THE RECORDS |
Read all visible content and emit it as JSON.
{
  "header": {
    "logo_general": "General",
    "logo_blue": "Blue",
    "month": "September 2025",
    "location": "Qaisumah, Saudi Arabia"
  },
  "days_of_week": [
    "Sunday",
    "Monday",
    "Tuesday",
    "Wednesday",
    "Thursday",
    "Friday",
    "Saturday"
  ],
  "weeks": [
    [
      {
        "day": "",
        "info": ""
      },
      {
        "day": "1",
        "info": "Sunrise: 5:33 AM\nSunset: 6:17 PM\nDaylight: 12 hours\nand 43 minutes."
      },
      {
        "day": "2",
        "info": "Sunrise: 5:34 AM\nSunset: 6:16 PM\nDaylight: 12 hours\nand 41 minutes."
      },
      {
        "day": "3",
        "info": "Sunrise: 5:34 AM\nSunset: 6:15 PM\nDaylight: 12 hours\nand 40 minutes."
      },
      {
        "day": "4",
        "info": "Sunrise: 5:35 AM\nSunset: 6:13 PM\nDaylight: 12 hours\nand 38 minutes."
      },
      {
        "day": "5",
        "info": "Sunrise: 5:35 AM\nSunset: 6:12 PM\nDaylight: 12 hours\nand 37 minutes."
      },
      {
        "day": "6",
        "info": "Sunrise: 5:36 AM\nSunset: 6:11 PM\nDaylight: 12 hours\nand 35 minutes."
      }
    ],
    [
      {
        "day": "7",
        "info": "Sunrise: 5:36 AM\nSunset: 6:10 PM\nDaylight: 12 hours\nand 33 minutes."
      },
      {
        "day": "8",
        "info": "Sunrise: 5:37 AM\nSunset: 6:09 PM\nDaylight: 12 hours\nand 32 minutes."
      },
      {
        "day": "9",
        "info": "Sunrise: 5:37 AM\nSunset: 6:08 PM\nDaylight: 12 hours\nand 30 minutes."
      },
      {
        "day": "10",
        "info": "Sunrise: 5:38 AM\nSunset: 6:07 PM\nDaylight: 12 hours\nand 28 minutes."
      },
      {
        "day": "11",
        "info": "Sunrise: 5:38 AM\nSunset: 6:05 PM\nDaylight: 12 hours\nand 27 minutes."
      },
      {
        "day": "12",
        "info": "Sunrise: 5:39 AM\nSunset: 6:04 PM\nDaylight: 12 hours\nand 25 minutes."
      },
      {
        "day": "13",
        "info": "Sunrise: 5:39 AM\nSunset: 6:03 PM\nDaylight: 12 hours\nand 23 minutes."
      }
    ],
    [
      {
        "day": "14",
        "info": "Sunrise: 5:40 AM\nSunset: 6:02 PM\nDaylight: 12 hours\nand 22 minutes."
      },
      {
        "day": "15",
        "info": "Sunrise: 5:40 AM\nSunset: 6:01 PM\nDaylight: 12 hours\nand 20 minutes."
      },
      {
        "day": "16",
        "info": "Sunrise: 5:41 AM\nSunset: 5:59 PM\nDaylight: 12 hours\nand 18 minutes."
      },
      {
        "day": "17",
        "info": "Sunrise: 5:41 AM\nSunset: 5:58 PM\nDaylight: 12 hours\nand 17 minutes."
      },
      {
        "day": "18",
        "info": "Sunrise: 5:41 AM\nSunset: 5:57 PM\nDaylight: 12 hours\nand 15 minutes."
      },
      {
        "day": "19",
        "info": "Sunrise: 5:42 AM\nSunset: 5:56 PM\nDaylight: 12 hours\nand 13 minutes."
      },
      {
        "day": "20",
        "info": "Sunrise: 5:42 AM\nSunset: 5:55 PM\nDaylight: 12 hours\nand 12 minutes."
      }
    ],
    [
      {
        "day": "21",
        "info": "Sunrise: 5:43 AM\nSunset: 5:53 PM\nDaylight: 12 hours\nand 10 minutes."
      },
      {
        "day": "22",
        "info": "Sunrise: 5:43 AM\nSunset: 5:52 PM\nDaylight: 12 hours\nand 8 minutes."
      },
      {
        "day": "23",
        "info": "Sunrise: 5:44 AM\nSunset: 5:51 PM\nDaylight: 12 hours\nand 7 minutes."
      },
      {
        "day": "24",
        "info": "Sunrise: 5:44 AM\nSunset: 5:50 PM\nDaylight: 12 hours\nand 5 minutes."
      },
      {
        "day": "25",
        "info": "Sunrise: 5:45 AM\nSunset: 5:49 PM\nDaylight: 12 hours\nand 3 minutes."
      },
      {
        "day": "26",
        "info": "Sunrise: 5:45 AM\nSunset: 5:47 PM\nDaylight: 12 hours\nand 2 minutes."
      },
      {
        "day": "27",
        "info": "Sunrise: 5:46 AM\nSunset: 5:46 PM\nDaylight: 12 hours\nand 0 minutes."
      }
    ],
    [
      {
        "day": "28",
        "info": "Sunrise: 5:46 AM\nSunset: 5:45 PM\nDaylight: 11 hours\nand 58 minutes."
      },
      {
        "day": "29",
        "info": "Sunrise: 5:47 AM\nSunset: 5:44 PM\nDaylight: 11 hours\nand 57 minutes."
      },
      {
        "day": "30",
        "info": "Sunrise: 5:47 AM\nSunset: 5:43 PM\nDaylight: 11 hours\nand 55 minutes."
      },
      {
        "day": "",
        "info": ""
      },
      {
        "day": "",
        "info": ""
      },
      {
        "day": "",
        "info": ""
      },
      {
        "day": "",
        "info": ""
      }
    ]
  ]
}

DIRECTION | Would you reproduce the material above in full, exactly as given?

FINAL RESULT |
Read all visible content and emit it as JSON.
{
  "header": {
    "logo_general": "General",
    "logo_blue": "Blue",
    "month": "September 2025",
    "location": "Qaisumah, Saudi Arabia"
  },
  "days_of_week": [
    "Sunday",
    "Monday",
    "Tuesday",
    "Wednesday",
    "Thursday",
    "Friday",
    "Saturday"
  ],
  "weeks": [
    [
      {
        "day": "",
        "info": ""
      },
      {
        "day": "1",
        "info": "Sunrise: 5:33 AM\nSunset: 6:17 PM\nDaylight: 12 hours\nand 43 minutes."
      },
      {
        "day": "2",
        "info": "Sunrise: 5:34 AM\nSunset: 6:16 PM\nDaylight: 12 hours\nand 41 minutes."
      },
      {
        "day": "3",
        "info": "Sunrise: 5:34 AM\nSunset: 6:15 PM\nDaylight: 12 hours\nand 40 minutes."
      },
      {
        "day": "4",
        "info": "Sunrise: 5:35 AM\nSunset: 6:13 PM\nDaylight: 12 hours\nand 38 minutes."
      },
      {
        "day": "5",
        "info": "Sunrise: 5:35 AM\nSunset: 6:12 PM\nDaylight: 12 hours\nand 37 minutes."
      },
      {
        "day": "6",
        "info": "Sunrise: 5:36 AM\nSunset: 6:11 PM\nDaylight: 12 hours\nand 35 minutes."
      }
    ],
    [
      {
        "day": "7",
        "info": "Sunrise: 5:36 AM\nSunset: 6:10 PM\nDaylight: 12 hours\nand 33 minutes."
      },
      {
        "day": "8",
        "info": "Sunrise: 5:37 AM\nSunset: 6:09 PM\nDaylight: 12 hours\nand 32 minutes."
      },
      {
        "day": "9",
        "info": "Sunrise: 5:37 AM\nSunset: 6:08 PM\nDaylight: 12 hours\nand 30 minutes."
      },
      {
        "day": "10",
        "info": "Sunrise: 5:38 AM\nSunset: 6:07 PM\nDaylight: 12 hours\nand 28 minutes."
      },
      {
        "day": "11",
        "info": "Sunrise: 5:38 AM\nSunset: 6:05 PM\nDaylight: 12 hours\nand 27 minutes."
      },
      {
        "day": "12",
        "info": "Sunrise: 5:39 AM\nSunset: 6:04 PM\nDaylight: 12 hours\nand 25 minutes."
      },
      {
        "day": "13",
        "info": "Sunrise: 5:39 AM\nSunset: 6:03 PM\nDaylight: 12 hours\nand 23 minutes."
      }
    ],
    [
      {
        "day": "14",
        "info": "Sunrise: 5:40 AM\nSunset: 6:02 PM\nDaylight: 12 hours\nand 22 minutes."
      },
      {
        "day": "15",
        "info": "Sunrise: 5:40 AM\nSunset: 6:01 PM\nDaylight: 12 hours\nand 20 minutes."
      },
      {
        "day": "16",
        "info": "Sunrise: 5:41 AM\nSunset: 5:59 PM\nDaylight: 12 hours\nand 18 minutes."
      },
      {
        "day": "17",
        "info": "Sunrise: 5:41 AM\nSunset: 5:58 PM\nDaylight: 12 hours\nand 17 minutes."
      },
      {
        "day": "18",
        "info": "Sunrise: 5:41 AM\nSunset: 5:57 PM\nDaylight: 12 hours\nand 15 minutes."
      },
      {
        "day": "19",
        "info": "Sunrise: 5:42 AM\nSunset: 5:56 PM\nDaylight: 12 hours\nand 13 minutes."
      },
      {
        "day": "20",
        "info": "Sunrise: 5:42 AM\nSunset: 5:55 PM\nDaylight: 12 hours\nand 12 minutes."
      }
    ],
    [
      {
        "day": "21",
        "info": "Sunrise: 5:43 AM\nSunset: 5:53 PM\nDaylight: 12 hours\nand 10 minutes."
      },
      {
        "day": "22",
        "info": "Sunrise: 5:43 AM\nSunset: 5:52 PM\nDaylight: 12 hours\nand 8 minutes."
      },
      {
        "day": "23",
        "info": "Sunrise: 5:44 AM\nSunset: 5:51 PM\nDaylight: 12 hours\nand 7 minutes."
      },
      {
        "day": "24",
        "info": "Sunrise: 5:44 AM\nSunset: 5:50 PM\nDaylight: 12 hours\nand 5 minutes."
      },
      {
        "day": "25",
        "info": "Sunrise: 5:45 AM\nSunset: 5:49 PM\nDaylight: 12 hours\nand 3 minutes."
      },
      {
        "day": "26",
        "info": "Sunrise: 5:45 AM\nSunset: 5:47 PM\nDaylight: 12 hours\nand 2 minutes."
      },
      {
        "day": "27",
        "info": "Sunrise: 5:46 AM\nSunset: 5:46 PM\nDaylight: 12 hours\nand 0 minutes."
      }
    ],
    [
      {
        "day": "28",
        "info": "Sunrise: 5:46 AM\nSunset: 5:45 PM\nDaylight: 11 hours\nand 58 minutes."
      },
      {
        "day": "29",
        "info": "Sunrise: 5:47 AM\nSunset: 5:44 PM\nDaylight: 11 hours\nand 57 minutes."
      },
      {
        "day": "30",
        "info": "Sunrise: 5:47 AM\nSunset: 5:43 PM\nDaylight: 11 hours\nand 55 minutes."
      },
      {
        "day": "",
        "info": ""
      },
      {
        "day": "",
        "info": ""
      },
      {
        "day": "",
        "info": ""
      },
      {
        "day": "",
        "info": ""
      }
    ]
  ]
}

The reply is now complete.